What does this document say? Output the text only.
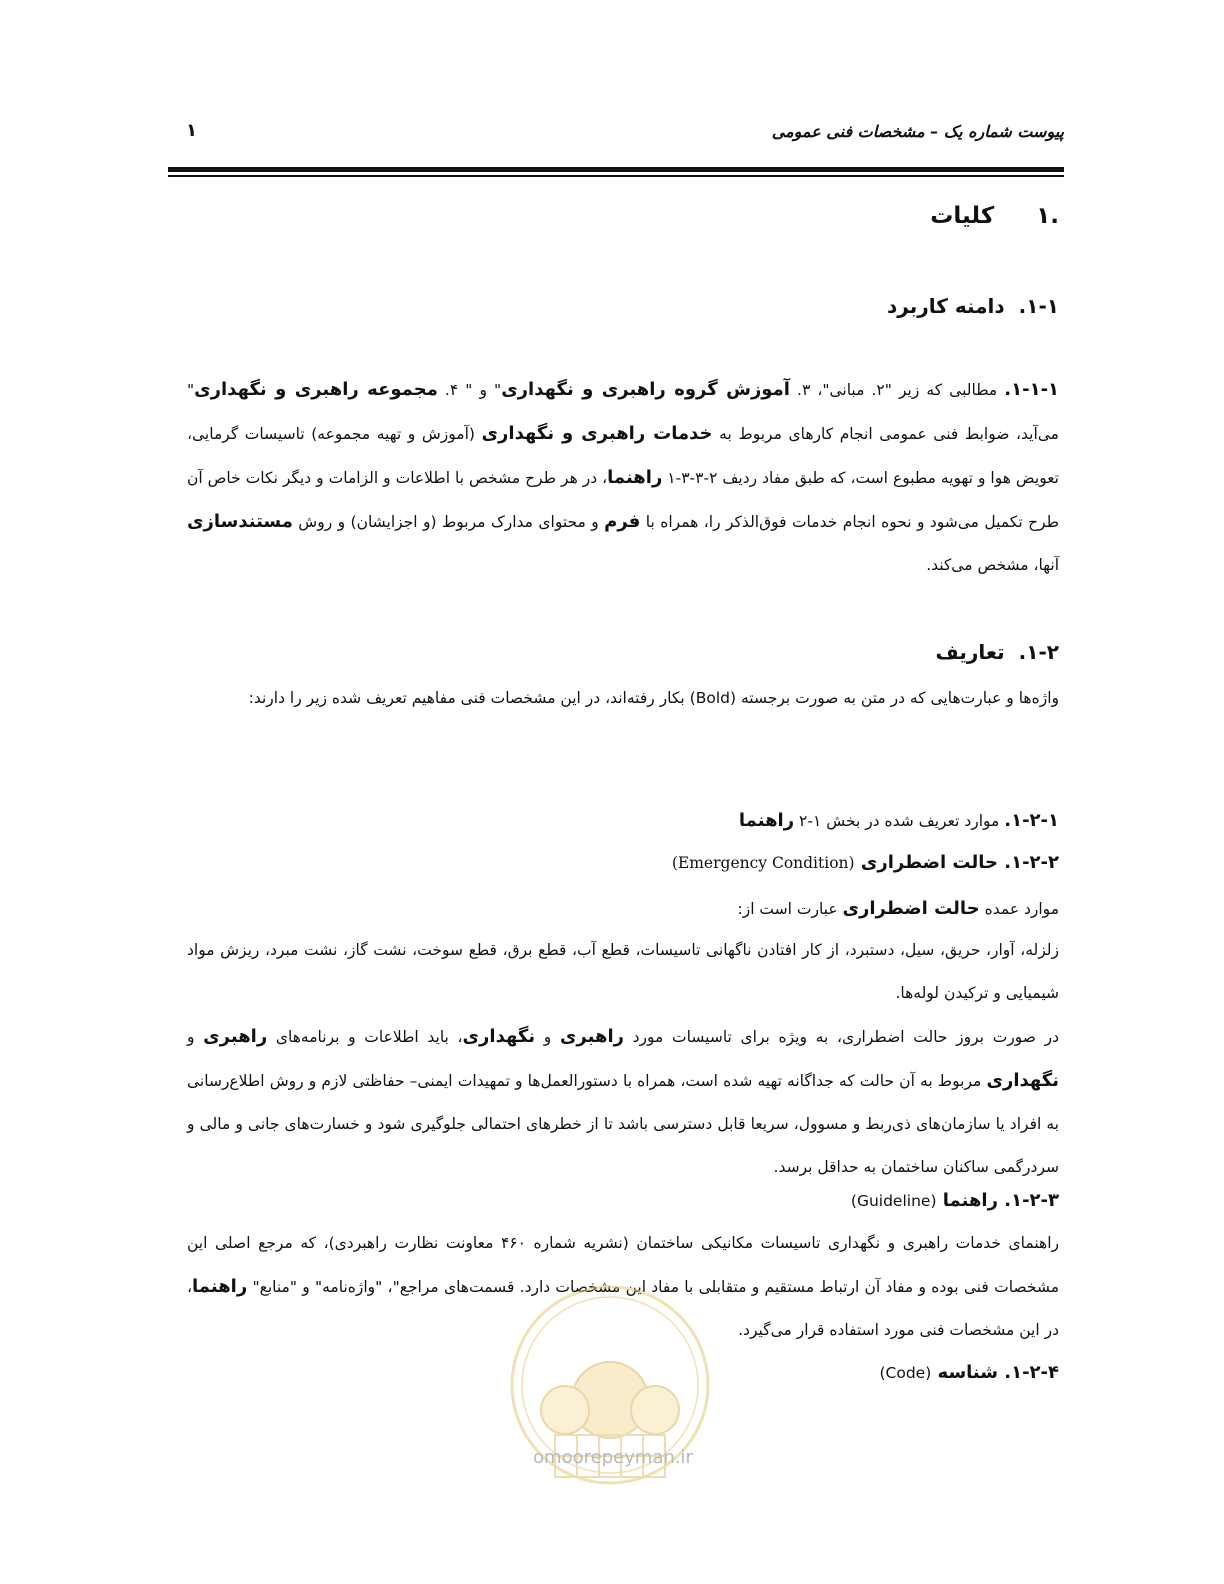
پیوست شماره یک – مشخصات فنی عمومی
۱
.۱کلیات
۱-۱.دامنه کاربرد
۱-۱-۱. مطالبی که زیر "۲. مبانی"، ۳. آموزش گروه راهبری و نگهداری" و " ۴. مجموعه راهبری و نگهداری" می‌آید، ضوابط فنی عمومی انجام کارهای مربوط به خدمات راهبری و نگهداری (آموزش و تهیه مجموعه) تاسیسات گرمایی، تعویض هوا و تهویه مطبوع است، که طبق مفاد ردیف ۲-۳-۳-۱ راهنما، در هر طرح مشخص با اطلاعات و الزامات و دیگر نکات خاص آن طرح تکمیل می‌شود و نحوه انجام خدمات فوق‌الذکر را، همراه با فرم و محتوای مدارک مربوط (و اجزایشان) و روش مستندسازی آنها، مشخص می‌کند.
۱-۲.تعاریف
واژه‌ها و عبارت‌هایی که در متن به صورت برجسته (Bold) بکار رفته‌اند، در این مشخصات فنی مفاهیم تعریف شده زیر را دارند:
۱-۲-۱. موارد تعریف شده در بخش ۱-۲ راهنما
۱-۲-۲. حالت اضطراری (Emergency Condition)
موارد عمده حالت اضطراری عبارت است از:
زلزله، آوار، حریق، سیل، دستبرد، از کار افتادن ناگهانی تاسیسات، قطع آب، قطع برق، قطع سوخت، نشت گاز، نشت مبرد، ریزش مواد شیمیایی و ترکیدن لوله‌ها.
در صورت بروز حالت اضطراری، به ویژه برای تاسیسات مورد راهبری و نگهداری، باید اطلاعات و برنامه‌های راهبری و نگهداری مربوط به آن حالت که جداگانه تهیه شده است، همراه با دستورالعمل‌ها و تمهیدات ایمنی– حفاظتی لازم و روش اطلاع‌رسانی به افراد یا سازمان‌های ذی‌ربط و مسوول، سریعا قابل دسترسی باشد تا از خطرهای احتمالی جلوگیری شود و خسارت‌های جانی و مالی و سردرگمی ساکنان ساختمان به حداقل برسد.
۱-۲-۳. راهنما (Guideline)
راهنمای خدمات راهبری و نگهداری تاسیسات مکانیکی ساختمان (نشریه شماره ۴۶۰ معاونت نظارت راهبردی)، که مرجع اصلی این مشخصات فنی بوده و مفاد آن ارتباط مستقیم و متقابلی با مفاد این مشخصات دارد. قسمت‌های مراجع"، "واژه‌نامه" و "منابع" راهنما، در این مشخصات فنی مورد استفاده قرار می‌گیرد.
۱-۲-۴. شناسه (Code)
omoorepeyman.ir
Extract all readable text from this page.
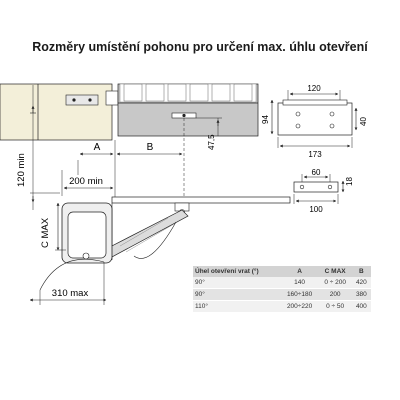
Rozměry umístění pohonu pro určení max. úhlu otevření
120 min
A	B	47,5
200 min
C MAX
310 max
120
94	40
173
60
18
100
Úhel otevření vrat (°)	A	C MAX	B
90°	140	0 ÷ 200	420
90°	160÷180	200	380
110°	200÷220	0 ÷ 50	400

····················

## JOB
Each line from the one bearing "Extract all readable text from this page." through the final line of the records is to be copied exactly, and no pictures are to be included.

## CORRECT RESULT
Extract all readable text from this page.
Rozměry umístění pohonu pro určení max. úhlu otevření
120 min
A	B	47,5
200 min
C MAX
310 max
120
94	40
173
60
18
100
Úhel otevření vrat (°)	A	C MAX	B
90°	140	0 ÷ 200	420
90°	160÷180	200	380
110°	200÷220	0 ÷ 50	400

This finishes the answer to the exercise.